_Work required_
Write every line out verbatim and omit the pictures.
┏━━
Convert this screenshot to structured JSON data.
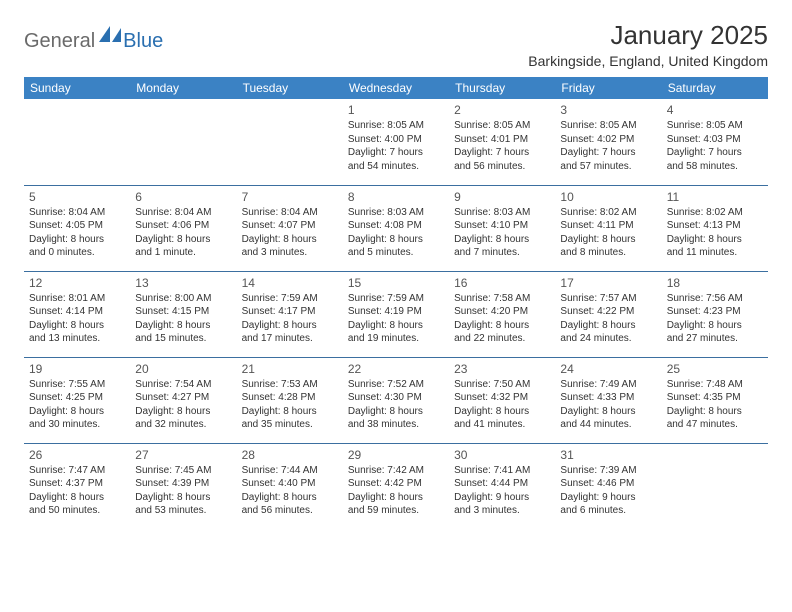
{
  "logo": {
    "text1": "General",
    "text2": "Blue"
  },
  "title": "January 2025",
  "location": "Barkingside, England, United Kingdom",
  "colors": {
    "header_bg": "#3b82c4",
    "header_text": "#ffffff",
    "row_border": "#3b6fa0",
    "logo_gray": "#6a6a6a",
    "logo_blue": "#2a6fb0",
    "body_text": "#333333",
    "daynum_text": "#555555"
  },
  "typography": {
    "title_fontsize": 26,
    "location_fontsize": 14,
    "dayheader_fontsize": 12,
    "daynum_fontsize": 12,
    "cell_fontsize": 10
  },
  "weekdays": [
    "Sunday",
    "Monday",
    "Tuesday",
    "Wednesday",
    "Thursday",
    "Friday",
    "Saturday"
  ],
  "weeks": [
    [
      null,
      null,
      null,
      {
        "n": "1",
        "sr": "Sunrise: 8:05 AM",
        "ss": "Sunset: 4:00 PM",
        "d1": "Daylight: 7 hours",
        "d2": "and 54 minutes."
      },
      {
        "n": "2",
        "sr": "Sunrise: 8:05 AM",
        "ss": "Sunset: 4:01 PM",
        "d1": "Daylight: 7 hours",
        "d2": "and 56 minutes."
      },
      {
        "n": "3",
        "sr": "Sunrise: 8:05 AM",
        "ss": "Sunset: 4:02 PM",
        "d1": "Daylight: 7 hours",
        "d2": "and 57 minutes."
      },
      {
        "n": "4",
        "sr": "Sunrise: 8:05 AM",
        "ss": "Sunset: 4:03 PM",
        "d1": "Daylight: 7 hours",
        "d2": "and 58 minutes."
      }
    ],
    [
      {
        "n": "5",
        "sr": "Sunrise: 8:04 AM",
        "ss": "Sunset: 4:05 PM",
        "d1": "Daylight: 8 hours",
        "d2": "and 0 minutes."
      },
      {
        "n": "6",
        "sr": "Sunrise: 8:04 AM",
        "ss": "Sunset: 4:06 PM",
        "d1": "Daylight: 8 hours",
        "d2": "and 1 minute."
      },
      {
        "n": "7",
        "sr": "Sunrise: 8:04 AM",
        "ss": "Sunset: 4:07 PM",
        "d1": "Daylight: 8 hours",
        "d2": "and 3 minutes."
      },
      {
        "n": "8",
        "sr": "Sunrise: 8:03 AM",
        "ss": "Sunset: 4:08 PM",
        "d1": "Daylight: 8 hours",
        "d2": "and 5 minutes."
      },
      {
        "n": "9",
        "sr": "Sunrise: 8:03 AM",
        "ss": "Sunset: 4:10 PM",
        "d1": "Daylight: 8 hours",
        "d2": "and 7 minutes."
      },
      {
        "n": "10",
        "sr": "Sunrise: 8:02 AM",
        "ss": "Sunset: 4:11 PM",
        "d1": "Daylight: 8 hours",
        "d2": "and 8 minutes."
      },
      {
        "n": "11",
        "sr": "Sunrise: 8:02 AM",
        "ss": "Sunset: 4:13 PM",
        "d1": "Daylight: 8 hours",
        "d2": "and 11 minutes."
      }
    ],
    [
      {
        "n": "12",
        "sr": "Sunrise: 8:01 AM",
        "ss": "Sunset: 4:14 PM",
        "d1": "Daylight: 8 hours",
        "d2": "and 13 minutes."
      },
      {
        "n": "13",
        "sr": "Sunrise: 8:00 AM",
        "ss": "Sunset: 4:15 PM",
        "d1": "Daylight: 8 hours",
        "d2": "and 15 minutes."
      },
      {
        "n": "14",
        "sr": "Sunrise: 7:59 AM",
        "ss": "Sunset: 4:17 PM",
        "d1": "Daylight: 8 hours",
        "d2": "and 17 minutes."
      },
      {
        "n": "15",
        "sr": "Sunrise: 7:59 AM",
        "ss": "Sunset: 4:19 PM",
        "d1": "Daylight: 8 hours",
        "d2": "and 19 minutes."
      },
      {
        "n": "16",
        "sr": "Sunrise: 7:58 AM",
        "ss": "Sunset: 4:20 PM",
        "d1": "Daylight: 8 hours",
        "d2": "and 22 minutes."
      },
      {
        "n": "17",
        "sr": "Sunrise: 7:57 AM",
        "ss": "Sunset: 4:22 PM",
        "d1": "Daylight: 8 hours",
        "d2": "and 24 minutes."
      },
      {
        "n": "18",
        "sr": "Sunrise: 7:56 AM",
        "ss": "Sunset: 4:23 PM",
        "d1": "Daylight: 8 hours",
        "d2": "and 27 minutes."
      }
    ],
    [
      {
        "n": "19",
        "sr": "Sunrise: 7:55 AM",
        "ss": "Sunset: 4:25 PM",
        "d1": "Daylight: 8 hours",
        "d2": "and 30 minutes."
      },
      {
        "n": "20",
        "sr": "Sunrise: 7:54 AM",
        "ss": "Sunset: 4:27 PM",
        "d1": "Daylight: 8 hours",
        "d2": "and 32 minutes."
      },
      {
        "n": "21",
        "sr": "Sunrise: 7:53 AM",
        "ss": "Sunset: 4:28 PM",
        "d1": "Daylight: 8 hours",
        "d2": "and 35 minutes."
      },
      {
        "n": "22",
        "sr": "Sunrise: 7:52 AM",
        "ss": "Sunset: 4:30 PM",
        "d1": "Daylight: 8 hours",
        "d2": "and 38 minutes."
      },
      {
        "n": "23",
        "sr": "Sunrise: 7:50 AM",
        "ss": "Sunset: 4:32 PM",
        "d1": "Daylight: 8 hours",
        "d2": "and 41 minutes."
      },
      {
        "n": "24",
        "sr": "Sunrise: 7:49 AM",
        "ss": "Sunset: 4:33 PM",
        "d1": "Daylight: 8 hours",
        "d2": "and 44 minutes."
      },
      {
        "n": "25",
        "sr": "Sunrise: 7:48 AM",
        "ss": "Sunset: 4:35 PM",
        "d1": "Daylight: 8 hours",
        "d2": "and 47 minutes."
      }
    ],
    [
      {
        "n": "26",
        "sr": "Sunrise: 7:47 AM",
        "ss": "Sunset: 4:37 PM",
        "d1": "Daylight: 8 hours",
        "d2": "and 50 minutes."
      },
      {
        "n": "27",
        "sr": "Sunrise: 7:45 AM",
        "ss": "Sunset: 4:39 PM",
        "d1": "Daylight: 8 hours",
        "d2": "and 53 minutes."
      },
      {
        "n": "28",
        "sr": "Sunrise: 7:44 AM",
        "ss": "Sunset: 4:40 PM",
        "d1": "Daylight: 8 hours",
        "d2": "and 56 minutes."
      },
      {
        "n": "29",
        "sr": "Sunrise: 7:42 AM",
        "ss": "Sunset: 4:42 PM",
        "d1": "Daylight: 8 hours",
        "d2": "and 59 minutes."
      },
      {
        "n": "30",
        "sr": "Sunrise: 7:41 AM",
        "ss": "Sunset: 4:44 PM",
        "d1": "Daylight: 9 hours",
        "d2": "and 3 minutes."
      },
      {
        "n": "31",
        "sr": "Sunrise: 7:39 AM",
        "ss": "Sunset: 4:46 PM",
        "d1": "Daylight: 9 hours",
        "d2": "and 6 minutes."
      },
      null
    ]
  ]
}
┗━━
_Written answer_
Convert this screenshot to structured JSON data.
{
  "logo": {
    "text1": "General",
    "text2": "Blue"
  },
  "title": "January 2025",
  "location": "Barkingside, England, United Kingdom",
  "colors": {
    "header_bg": "#3b82c4",
    "header_text": "#ffffff",
    "row_border": "#3b6fa0",
    "logo_gray": "#6a6a6a",
    "logo_blue": "#2a6fb0",
    "body_text": "#333333",
    "daynum_text": "#555555"
  },
  "typography": {
    "title_fontsize": 26,
    "location_fontsize": 14,
    "dayheader_fontsize": 12,
    "daynum_fontsize": 12,
    "cell_fontsize": 10
  },
  "weekdays": [
    "Sunday",
    "Monday",
    "Tuesday",
    "Wednesday",
    "Thursday",
    "Friday",
    "Saturday"
  ],
  "weeks": [
    [
      null,
      null,
      null,
      {
        "n": "1",
        "sr": "Sunrise: 8:05 AM",
        "ss": "Sunset: 4:00 PM",
        "d1": "Daylight: 7 hours",
        "d2": "and 54 minutes."
      },
      {
        "n": "2",
        "sr": "Sunrise: 8:05 AM",
        "ss": "Sunset: 4:01 PM",
        "d1": "Daylight: 7 hours",
        "d2": "and 56 minutes."
      },
      {
        "n": "3",
        "sr": "Sunrise: 8:05 AM",
        "ss": "Sunset: 4:02 PM",
        "d1": "Daylight: 7 hours",
        "d2": "and 57 minutes."
      },
      {
        "n": "4",
        "sr": "Sunrise: 8:05 AM",
        "ss": "Sunset: 4:03 PM",
        "d1": "Daylight: 7 hours",
        "d2": "and 58 minutes."
      }
    ],
    [
      {
        "n": "5",
        "sr": "Sunrise: 8:04 AM",
        "ss": "Sunset: 4:05 PM",
        "d1": "Daylight: 8 hours",
        "d2": "and 0 minutes."
      },
      {
        "n": "6",
        "sr": "Sunrise: 8:04 AM",
        "ss": "Sunset: 4:06 PM",
        "d1": "Daylight: 8 hours",
        "d2": "and 1 minute."
      },
      {
        "n": "7",
        "sr": "Sunrise: 8:04 AM",
        "ss": "Sunset: 4:07 PM",
        "d1": "Daylight: 8 hours",
        "d2": "and 3 minutes."
      },
      {
        "n": "8",
        "sr": "Sunrise: 8:03 AM",
        "ss": "Sunset: 4:08 PM",
        "d1": "Daylight: 8 hours",
        "d2": "and 5 minutes."
      },
      {
        "n": "9",
        "sr": "Sunrise: 8:03 AM",
        "ss": "Sunset: 4:10 PM",
        "d1": "Daylight: 8 hours",
        "d2": "and 7 minutes."
      },
      {
        "n": "10",
        "sr": "Sunrise: 8:02 AM",
        "ss": "Sunset: 4:11 PM",
        "d1": "Daylight: 8 hours",
        "d2": "and 8 minutes."
      },
      {
        "n": "11",
        "sr": "Sunrise: 8:02 AM",
        "ss": "Sunset: 4:13 PM",
        "d1": "Daylight: 8 hours",
        "d2": "and 11 minutes."
      }
    ],
    [
      {
        "n": "12",
        "sr": "Sunrise: 8:01 AM",
        "ss": "Sunset: 4:14 PM",
        "d1": "Daylight: 8 hours",
        "d2": "and 13 minutes."
      },
      {
        "n": "13",
        "sr": "Sunrise: 8:00 AM",
        "ss": "Sunset: 4:15 PM",
        "d1": "Daylight: 8 hours",
        "d2": "and 15 minutes."
      },
      {
        "n": "14",
        "sr": "Sunrise: 7:59 AM",
        "ss": "Sunset: 4:17 PM",
        "d1": "Daylight: 8 hours",
        "d2": "and 17 minutes."
      },
      {
        "n": "15",
        "sr": "Sunrise: 7:59 AM",
        "ss": "Sunset: 4:19 PM",
        "d1": "Daylight: 8 hours",
        "d2": "and 19 minutes."
      },
      {
        "n": "16",
        "sr": "Sunrise: 7:58 AM",
        "ss": "Sunset: 4:20 PM",
        "d1": "Daylight: 8 hours",
        "d2": "and 22 minutes."
      },
      {
        "n": "17",
        "sr": "Sunrise: 7:57 AM",
        "ss": "Sunset: 4:22 PM",
        "d1": "Daylight: 8 hours",
        "d2": "and 24 minutes."
      },
      {
        "n": "18",
        "sr": "Sunrise: 7:56 AM",
        "ss": "Sunset: 4:23 PM",
        "d1": "Daylight: 8 hours",
        "d2": "and 27 minutes."
      }
    ],
    [
      {
        "n": "19",
        "sr": "Sunrise: 7:55 AM",
        "ss": "Sunset: 4:25 PM",
        "d1": "Daylight: 8 hours",
        "d2": "and 30 minutes."
      },
      {
        "n": "20",
        "sr": "Sunrise: 7:54 AM",
        "ss": "Sunset: 4:27 PM",
        "d1": "Daylight: 8 hours",
        "d2": "and 32 minutes."
      },
      {
        "n": "21",
        "sr": "Sunrise: 7:53 AM",
        "ss": "Sunset: 4:28 PM",
        "d1": "Daylight: 8 hours",
        "d2": "and 35 minutes."
      },
      {
        "n": "22",
        "sr": "Sunrise: 7:52 AM",
        "ss": "Sunset: 4:30 PM",
        "d1": "Daylight: 8 hours",
        "d2": "and 38 minutes."
      },
      {
        "n": "23",
        "sr": "Sunrise: 7:50 AM",
        "ss": "Sunset: 4:32 PM",
        "d1": "Daylight: 8 hours",
        "d2": "and 41 minutes."
      },
      {
        "n": "24",
        "sr": "Sunrise: 7:49 AM",
        "ss": "Sunset: 4:33 PM",
        "d1": "Daylight: 8 hours",
        "d2": "and 44 minutes."
      },
      {
        "n": "25",
        "sr": "Sunrise: 7:48 AM",
        "ss": "Sunset: 4:35 PM",
        "d1": "Daylight: 8 hours",
        "d2": "and 47 minutes."
      }
    ],
    [
      {
        "n": "26",
        "sr": "Sunrise: 7:47 AM",
        "ss": "Sunset: 4:37 PM",
        "d1": "Daylight: 8 hours",
        "d2": "and 50 minutes."
      },
      {
        "n": "27",
        "sr": "Sunrise: 7:45 AM",
        "ss": "Sunset: 4:39 PM",
        "d1": "Daylight: 8 hours",
        "d2": "and 53 minutes."
      },
      {
        "n": "28",
        "sr": "Sunrise: 7:44 AM",
        "ss": "Sunset: 4:40 PM",
        "d1": "Daylight: 8 hours",
        "d2": "and 56 minutes."
      },
      {
        "n": "29",
        "sr": "Sunrise: 7:42 AM",
        "ss": "Sunset: 4:42 PM",
        "d1": "Daylight: 8 hours",
        "d2": "and 59 minutes."
      },
      {
        "n": "30",
        "sr": "Sunrise: 7:41 AM",
        "ss": "Sunset: 4:44 PM",
        "d1": "Daylight: 9 hours",
        "d2": "and 3 minutes."
      },
      {
        "n": "31",
        "sr": "Sunrise: 7:39 AM",
        "ss": "Sunset: 4:46 PM",
        "d1": "Daylight: 9 hours",
        "d2": "and 6 minutes."
      },
      null
    ]
  ]
}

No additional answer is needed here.